[Data records]
* * * * * * * * *
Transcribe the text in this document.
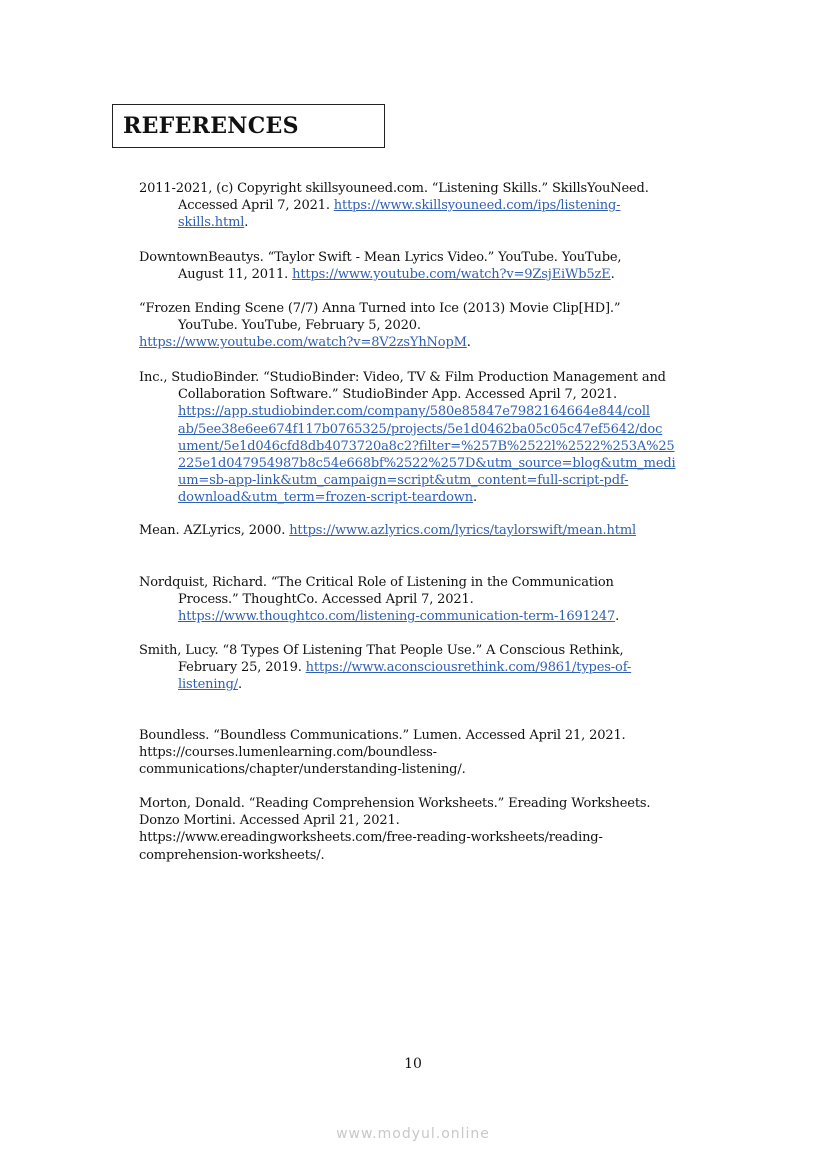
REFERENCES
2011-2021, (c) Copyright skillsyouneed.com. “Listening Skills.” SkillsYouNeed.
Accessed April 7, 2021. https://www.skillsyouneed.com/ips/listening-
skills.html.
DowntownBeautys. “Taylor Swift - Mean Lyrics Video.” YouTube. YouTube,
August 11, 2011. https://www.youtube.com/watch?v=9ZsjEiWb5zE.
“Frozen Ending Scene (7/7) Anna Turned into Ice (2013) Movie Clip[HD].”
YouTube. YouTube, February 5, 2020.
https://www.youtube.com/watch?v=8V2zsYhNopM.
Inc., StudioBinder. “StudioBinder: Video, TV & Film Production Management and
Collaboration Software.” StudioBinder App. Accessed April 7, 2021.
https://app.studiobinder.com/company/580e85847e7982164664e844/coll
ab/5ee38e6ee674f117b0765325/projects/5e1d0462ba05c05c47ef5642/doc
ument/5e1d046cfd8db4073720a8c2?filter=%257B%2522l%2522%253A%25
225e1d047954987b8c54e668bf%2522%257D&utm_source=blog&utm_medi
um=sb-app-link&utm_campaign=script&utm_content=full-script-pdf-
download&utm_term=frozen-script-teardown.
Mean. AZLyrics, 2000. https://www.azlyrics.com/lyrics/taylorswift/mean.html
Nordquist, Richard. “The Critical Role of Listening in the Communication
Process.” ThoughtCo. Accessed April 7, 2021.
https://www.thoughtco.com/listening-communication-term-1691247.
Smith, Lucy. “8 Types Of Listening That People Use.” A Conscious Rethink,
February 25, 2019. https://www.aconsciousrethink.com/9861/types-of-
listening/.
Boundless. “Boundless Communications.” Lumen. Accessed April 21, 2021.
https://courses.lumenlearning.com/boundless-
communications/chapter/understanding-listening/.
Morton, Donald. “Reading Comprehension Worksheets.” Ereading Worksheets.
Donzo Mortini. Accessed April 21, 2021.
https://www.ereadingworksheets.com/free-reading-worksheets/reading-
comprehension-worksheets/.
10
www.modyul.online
* * * * * * * * *
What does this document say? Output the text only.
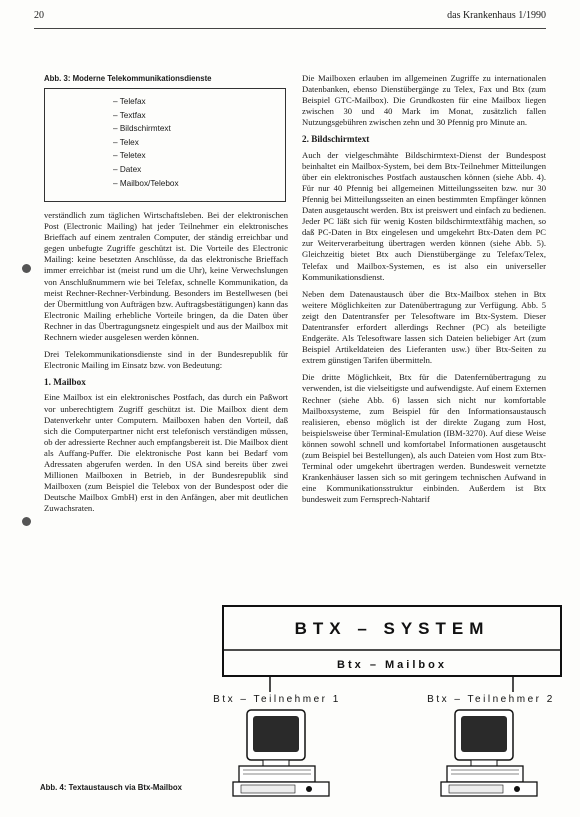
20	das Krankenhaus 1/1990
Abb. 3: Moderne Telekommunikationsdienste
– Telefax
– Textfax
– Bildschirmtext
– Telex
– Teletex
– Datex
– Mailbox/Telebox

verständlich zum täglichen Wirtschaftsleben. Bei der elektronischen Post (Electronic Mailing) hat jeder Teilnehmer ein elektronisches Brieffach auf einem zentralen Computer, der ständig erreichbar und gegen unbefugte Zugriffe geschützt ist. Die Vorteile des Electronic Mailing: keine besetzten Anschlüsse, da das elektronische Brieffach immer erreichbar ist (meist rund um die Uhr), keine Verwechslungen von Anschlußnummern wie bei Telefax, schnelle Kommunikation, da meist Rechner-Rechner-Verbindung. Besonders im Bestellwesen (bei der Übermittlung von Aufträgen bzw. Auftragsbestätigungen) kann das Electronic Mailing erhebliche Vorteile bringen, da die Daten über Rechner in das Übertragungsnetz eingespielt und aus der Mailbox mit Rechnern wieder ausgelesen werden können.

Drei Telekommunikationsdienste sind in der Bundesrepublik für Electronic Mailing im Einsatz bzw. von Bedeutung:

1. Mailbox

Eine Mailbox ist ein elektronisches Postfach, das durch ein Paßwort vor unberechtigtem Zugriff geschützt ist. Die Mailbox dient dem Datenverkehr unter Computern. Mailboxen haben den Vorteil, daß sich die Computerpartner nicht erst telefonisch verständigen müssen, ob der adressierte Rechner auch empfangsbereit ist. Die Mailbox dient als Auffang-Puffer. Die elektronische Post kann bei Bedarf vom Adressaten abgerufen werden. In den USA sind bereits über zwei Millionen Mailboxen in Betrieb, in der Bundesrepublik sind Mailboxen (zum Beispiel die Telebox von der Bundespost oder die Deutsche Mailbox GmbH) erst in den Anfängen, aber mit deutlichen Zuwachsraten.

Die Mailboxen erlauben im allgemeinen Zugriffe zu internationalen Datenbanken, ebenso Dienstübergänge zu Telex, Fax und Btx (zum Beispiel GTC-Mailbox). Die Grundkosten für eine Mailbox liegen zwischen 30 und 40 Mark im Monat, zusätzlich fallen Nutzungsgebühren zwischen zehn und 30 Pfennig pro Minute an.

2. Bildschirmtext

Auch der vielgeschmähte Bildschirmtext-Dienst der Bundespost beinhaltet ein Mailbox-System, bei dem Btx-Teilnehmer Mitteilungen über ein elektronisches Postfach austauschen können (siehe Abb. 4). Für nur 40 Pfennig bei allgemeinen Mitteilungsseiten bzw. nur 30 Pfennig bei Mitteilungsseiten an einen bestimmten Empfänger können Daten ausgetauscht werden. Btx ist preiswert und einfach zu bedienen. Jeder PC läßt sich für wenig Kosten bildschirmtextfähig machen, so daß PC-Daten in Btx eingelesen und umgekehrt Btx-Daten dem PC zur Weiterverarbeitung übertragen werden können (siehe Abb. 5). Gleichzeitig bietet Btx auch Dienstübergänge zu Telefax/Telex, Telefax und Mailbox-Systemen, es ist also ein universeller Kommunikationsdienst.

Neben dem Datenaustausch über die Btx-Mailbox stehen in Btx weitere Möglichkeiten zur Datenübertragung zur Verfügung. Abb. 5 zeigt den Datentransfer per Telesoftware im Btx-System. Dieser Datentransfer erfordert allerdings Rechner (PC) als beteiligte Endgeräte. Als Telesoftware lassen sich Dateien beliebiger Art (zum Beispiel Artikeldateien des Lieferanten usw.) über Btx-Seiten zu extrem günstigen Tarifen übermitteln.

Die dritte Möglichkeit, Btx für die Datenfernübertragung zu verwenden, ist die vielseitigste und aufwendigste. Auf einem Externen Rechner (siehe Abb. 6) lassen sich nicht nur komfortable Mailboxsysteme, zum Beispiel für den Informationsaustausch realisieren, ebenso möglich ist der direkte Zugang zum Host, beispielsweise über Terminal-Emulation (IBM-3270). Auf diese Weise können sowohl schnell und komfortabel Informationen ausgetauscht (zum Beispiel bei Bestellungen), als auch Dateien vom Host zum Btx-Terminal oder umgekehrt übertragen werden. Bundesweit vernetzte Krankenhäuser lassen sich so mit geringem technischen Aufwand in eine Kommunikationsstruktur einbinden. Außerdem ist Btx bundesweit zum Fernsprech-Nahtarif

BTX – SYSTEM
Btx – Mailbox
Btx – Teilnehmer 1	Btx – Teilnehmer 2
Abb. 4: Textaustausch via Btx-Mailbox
* * * * * * * * *
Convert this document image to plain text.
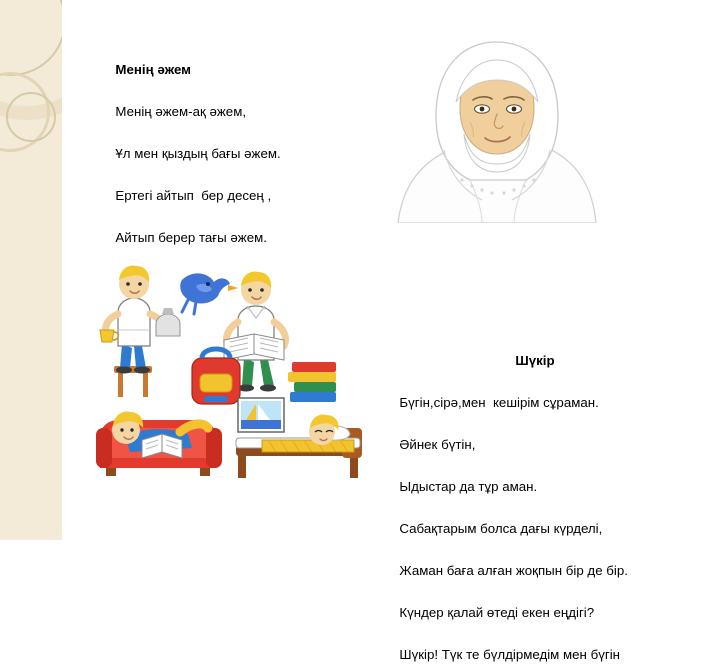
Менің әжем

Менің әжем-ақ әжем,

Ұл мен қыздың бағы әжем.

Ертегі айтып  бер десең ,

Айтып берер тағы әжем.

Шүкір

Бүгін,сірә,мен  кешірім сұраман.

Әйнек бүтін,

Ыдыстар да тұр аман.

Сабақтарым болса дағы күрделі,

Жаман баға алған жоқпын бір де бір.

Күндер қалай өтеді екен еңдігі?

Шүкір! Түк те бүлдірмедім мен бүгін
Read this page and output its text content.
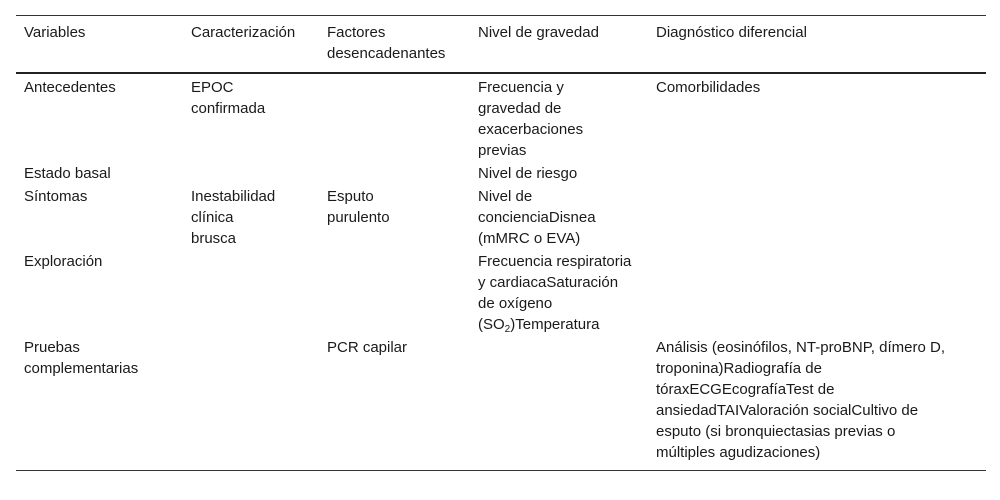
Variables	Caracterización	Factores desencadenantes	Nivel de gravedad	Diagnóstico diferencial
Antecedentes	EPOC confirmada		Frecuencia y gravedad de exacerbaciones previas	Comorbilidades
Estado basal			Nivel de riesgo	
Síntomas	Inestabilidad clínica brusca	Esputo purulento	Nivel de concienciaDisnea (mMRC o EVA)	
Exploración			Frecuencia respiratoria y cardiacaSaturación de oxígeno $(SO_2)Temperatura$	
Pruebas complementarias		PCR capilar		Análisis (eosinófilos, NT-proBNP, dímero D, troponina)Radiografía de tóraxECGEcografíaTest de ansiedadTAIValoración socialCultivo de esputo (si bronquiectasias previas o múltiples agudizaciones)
* * * * * * * * *
== WORK REQUIRED ==
Select all lines in the listing above where the word "April" appears, and show them.

== FINAL ANSWER ==
Accessed April 7, 2021. https://www.skillsyouneed.com/ips/listening-
Collaboration Software.” StudioBinder App. Accessed April 7, 2021.
Process.” ThoughtCo. Accessed April 7, 2021.
Boundless. “Boundless Communications.” Lumen. Accessed April 21, 2021.
Donzo Mortini. Accessed April 21, 2021.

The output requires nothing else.